- **Task statement**
List every line below containing "Ratio".

- **Data to use**

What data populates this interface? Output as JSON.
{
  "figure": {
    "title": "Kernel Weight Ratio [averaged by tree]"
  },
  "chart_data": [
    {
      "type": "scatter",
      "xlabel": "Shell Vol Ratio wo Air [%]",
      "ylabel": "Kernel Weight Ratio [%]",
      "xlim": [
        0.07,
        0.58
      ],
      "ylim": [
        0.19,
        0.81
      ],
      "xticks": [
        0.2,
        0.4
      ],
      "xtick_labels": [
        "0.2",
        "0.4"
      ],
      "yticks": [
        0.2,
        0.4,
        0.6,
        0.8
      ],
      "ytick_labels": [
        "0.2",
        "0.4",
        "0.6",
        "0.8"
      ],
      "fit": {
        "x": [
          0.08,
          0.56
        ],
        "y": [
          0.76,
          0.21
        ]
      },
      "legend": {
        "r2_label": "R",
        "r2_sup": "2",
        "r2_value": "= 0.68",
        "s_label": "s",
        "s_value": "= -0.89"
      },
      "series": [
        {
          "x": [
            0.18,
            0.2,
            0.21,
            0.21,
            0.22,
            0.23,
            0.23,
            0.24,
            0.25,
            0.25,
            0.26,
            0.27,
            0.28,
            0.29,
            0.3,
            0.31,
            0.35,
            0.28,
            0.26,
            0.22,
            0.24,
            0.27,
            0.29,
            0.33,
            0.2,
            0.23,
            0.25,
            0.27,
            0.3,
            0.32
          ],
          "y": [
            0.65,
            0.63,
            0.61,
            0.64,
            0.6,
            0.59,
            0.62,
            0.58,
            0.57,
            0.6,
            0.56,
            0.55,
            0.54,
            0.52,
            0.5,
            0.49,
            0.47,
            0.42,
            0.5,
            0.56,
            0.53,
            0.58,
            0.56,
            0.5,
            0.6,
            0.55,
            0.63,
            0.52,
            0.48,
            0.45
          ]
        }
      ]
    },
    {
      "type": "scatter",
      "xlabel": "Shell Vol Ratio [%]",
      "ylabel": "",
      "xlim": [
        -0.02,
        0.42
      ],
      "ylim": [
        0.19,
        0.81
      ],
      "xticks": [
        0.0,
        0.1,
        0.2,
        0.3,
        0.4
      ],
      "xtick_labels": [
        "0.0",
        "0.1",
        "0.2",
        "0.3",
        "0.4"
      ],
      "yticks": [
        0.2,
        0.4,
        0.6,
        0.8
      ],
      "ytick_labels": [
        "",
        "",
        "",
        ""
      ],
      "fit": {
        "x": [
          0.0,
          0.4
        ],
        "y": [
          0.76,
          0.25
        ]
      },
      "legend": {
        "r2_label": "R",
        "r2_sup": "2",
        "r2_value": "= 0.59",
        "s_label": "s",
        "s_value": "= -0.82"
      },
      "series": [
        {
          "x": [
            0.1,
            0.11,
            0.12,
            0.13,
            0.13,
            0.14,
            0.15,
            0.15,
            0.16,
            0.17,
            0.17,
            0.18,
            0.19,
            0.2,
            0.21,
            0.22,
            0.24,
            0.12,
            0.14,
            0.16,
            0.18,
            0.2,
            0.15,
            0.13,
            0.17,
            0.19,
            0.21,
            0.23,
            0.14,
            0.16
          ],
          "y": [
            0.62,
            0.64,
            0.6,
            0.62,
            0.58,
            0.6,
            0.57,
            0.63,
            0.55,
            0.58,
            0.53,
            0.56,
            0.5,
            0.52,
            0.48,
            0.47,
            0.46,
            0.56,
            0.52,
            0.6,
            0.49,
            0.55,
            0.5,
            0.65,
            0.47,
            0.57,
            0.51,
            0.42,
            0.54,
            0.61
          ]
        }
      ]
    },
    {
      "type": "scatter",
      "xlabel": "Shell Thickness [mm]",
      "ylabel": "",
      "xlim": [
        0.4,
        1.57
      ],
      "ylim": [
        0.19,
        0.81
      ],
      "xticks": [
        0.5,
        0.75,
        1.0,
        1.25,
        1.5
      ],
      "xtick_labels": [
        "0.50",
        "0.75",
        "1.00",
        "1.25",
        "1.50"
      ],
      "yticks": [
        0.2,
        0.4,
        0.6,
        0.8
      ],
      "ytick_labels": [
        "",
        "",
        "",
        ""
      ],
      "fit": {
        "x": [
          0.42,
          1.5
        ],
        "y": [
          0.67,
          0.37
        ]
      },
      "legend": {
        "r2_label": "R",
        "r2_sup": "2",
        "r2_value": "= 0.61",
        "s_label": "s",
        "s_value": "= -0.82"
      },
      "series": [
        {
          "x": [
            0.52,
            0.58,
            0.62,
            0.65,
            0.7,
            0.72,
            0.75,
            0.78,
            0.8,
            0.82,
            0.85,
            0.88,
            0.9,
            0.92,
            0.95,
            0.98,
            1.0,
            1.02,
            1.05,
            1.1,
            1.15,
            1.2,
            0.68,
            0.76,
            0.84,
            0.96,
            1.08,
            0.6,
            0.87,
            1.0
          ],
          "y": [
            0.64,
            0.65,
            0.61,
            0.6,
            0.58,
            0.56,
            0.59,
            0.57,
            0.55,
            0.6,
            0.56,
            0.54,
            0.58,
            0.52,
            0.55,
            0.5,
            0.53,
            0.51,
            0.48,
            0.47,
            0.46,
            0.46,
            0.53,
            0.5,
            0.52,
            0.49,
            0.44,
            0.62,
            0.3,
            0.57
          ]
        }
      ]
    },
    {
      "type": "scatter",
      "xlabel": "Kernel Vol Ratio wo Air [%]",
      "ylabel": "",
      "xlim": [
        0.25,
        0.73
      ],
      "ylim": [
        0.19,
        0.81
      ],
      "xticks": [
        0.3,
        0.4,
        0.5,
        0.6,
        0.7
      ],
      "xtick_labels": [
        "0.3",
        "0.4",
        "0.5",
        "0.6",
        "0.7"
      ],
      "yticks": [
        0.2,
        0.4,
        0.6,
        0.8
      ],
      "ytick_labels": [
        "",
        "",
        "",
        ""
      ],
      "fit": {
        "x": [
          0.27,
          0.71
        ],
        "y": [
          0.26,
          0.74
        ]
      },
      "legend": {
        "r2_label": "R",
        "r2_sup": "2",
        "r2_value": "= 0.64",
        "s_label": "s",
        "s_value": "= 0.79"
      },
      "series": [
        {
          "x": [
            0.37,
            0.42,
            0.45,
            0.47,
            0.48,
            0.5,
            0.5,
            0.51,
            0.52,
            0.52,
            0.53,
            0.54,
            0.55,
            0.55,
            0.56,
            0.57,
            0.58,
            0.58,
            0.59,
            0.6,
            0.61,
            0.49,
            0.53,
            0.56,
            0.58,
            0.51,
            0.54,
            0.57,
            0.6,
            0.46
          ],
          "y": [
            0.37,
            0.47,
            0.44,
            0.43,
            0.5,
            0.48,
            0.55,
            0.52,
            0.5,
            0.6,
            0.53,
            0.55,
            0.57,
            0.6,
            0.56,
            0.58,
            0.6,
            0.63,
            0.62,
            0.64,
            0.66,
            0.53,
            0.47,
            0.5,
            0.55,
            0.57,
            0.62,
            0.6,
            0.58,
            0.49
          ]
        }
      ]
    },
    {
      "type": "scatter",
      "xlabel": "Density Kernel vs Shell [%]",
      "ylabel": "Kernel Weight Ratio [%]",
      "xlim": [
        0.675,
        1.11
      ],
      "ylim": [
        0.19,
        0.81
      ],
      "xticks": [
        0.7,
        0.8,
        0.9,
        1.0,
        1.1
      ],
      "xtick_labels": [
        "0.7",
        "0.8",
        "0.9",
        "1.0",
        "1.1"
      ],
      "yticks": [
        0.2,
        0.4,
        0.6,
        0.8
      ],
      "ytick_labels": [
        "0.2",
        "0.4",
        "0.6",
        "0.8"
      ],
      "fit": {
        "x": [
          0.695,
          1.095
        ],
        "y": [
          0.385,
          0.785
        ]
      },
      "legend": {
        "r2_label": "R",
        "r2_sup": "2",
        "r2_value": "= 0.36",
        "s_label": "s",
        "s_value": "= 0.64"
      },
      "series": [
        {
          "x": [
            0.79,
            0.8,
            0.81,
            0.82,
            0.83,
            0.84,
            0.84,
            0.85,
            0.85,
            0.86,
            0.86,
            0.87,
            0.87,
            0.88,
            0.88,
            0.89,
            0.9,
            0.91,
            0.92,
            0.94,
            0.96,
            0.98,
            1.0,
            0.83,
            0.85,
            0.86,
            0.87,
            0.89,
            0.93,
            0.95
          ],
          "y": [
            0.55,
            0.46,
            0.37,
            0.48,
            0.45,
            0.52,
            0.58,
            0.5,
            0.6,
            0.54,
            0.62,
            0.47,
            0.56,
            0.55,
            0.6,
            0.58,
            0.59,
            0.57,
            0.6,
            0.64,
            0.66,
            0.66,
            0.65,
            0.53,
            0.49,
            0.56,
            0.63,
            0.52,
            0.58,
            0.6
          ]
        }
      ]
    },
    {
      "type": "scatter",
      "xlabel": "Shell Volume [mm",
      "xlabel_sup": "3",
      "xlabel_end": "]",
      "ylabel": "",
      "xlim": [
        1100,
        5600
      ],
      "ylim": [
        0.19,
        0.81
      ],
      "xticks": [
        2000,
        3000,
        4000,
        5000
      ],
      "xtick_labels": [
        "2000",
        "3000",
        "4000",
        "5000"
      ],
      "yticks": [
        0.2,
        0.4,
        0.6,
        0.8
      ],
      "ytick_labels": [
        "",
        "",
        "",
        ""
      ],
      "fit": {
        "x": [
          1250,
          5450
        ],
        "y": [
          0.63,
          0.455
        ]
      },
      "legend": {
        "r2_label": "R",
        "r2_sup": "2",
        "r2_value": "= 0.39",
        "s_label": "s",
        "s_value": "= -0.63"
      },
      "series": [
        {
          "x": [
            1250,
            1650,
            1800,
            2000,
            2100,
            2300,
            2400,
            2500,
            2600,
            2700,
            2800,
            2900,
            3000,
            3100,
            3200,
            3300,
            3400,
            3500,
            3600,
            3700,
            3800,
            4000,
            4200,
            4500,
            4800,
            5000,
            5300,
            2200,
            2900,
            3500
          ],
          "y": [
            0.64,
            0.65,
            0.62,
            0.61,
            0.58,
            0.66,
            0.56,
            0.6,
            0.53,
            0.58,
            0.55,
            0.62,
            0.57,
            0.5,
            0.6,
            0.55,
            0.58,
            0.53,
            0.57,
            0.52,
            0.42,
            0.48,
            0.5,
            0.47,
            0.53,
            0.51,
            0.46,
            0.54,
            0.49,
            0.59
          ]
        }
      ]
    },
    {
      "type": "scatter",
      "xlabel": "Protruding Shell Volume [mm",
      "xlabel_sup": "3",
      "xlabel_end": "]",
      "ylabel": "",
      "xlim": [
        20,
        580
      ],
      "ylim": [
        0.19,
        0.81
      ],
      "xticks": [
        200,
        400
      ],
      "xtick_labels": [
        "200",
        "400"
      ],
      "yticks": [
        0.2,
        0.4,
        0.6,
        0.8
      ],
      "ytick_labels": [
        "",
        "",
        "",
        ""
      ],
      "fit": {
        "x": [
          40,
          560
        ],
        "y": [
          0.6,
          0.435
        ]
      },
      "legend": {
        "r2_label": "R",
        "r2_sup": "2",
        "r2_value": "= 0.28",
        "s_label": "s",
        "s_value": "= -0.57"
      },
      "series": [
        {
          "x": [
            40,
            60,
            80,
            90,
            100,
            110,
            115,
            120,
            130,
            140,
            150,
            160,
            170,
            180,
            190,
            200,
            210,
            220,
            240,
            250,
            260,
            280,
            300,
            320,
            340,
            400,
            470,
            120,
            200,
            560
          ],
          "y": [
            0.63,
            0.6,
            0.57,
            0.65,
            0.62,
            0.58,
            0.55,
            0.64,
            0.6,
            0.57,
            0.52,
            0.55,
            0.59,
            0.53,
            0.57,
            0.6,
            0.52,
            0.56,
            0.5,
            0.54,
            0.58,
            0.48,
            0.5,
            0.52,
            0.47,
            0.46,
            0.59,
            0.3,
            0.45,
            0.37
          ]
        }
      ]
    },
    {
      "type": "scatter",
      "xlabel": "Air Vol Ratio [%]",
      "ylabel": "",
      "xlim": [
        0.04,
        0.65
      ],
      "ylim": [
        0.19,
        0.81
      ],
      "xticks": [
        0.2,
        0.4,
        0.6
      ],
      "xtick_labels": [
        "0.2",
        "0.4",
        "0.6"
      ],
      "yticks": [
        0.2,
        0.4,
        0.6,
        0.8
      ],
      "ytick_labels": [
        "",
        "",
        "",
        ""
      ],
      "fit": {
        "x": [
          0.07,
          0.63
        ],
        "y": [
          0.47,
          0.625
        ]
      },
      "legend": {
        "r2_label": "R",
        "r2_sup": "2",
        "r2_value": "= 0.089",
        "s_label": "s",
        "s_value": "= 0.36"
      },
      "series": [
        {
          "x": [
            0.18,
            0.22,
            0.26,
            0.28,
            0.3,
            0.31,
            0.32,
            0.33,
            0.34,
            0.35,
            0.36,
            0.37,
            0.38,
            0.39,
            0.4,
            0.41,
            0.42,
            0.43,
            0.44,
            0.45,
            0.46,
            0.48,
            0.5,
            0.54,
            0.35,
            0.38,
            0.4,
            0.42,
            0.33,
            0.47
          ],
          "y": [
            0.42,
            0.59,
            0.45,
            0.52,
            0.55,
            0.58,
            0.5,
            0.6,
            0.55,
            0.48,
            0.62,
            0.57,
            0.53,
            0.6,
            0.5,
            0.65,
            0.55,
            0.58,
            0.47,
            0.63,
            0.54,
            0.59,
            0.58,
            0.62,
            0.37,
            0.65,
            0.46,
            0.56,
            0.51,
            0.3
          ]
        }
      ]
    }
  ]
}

- **Completed exercise**
    "title": "Kernel Weight Ratio [averaged by tree]"
      "xlabel": "Shell Vol Ratio wo Air [%]",
      "ylabel": "Kernel Weight Ratio [%]",
      "xlabel": "Shell Vol Ratio [%]",
      "xlabel": "Kernel Vol Ratio wo Air [%]",
      "ylabel": "Kernel Weight Ratio [%]",
      "xlabel": "Air Vol Ratio [%]",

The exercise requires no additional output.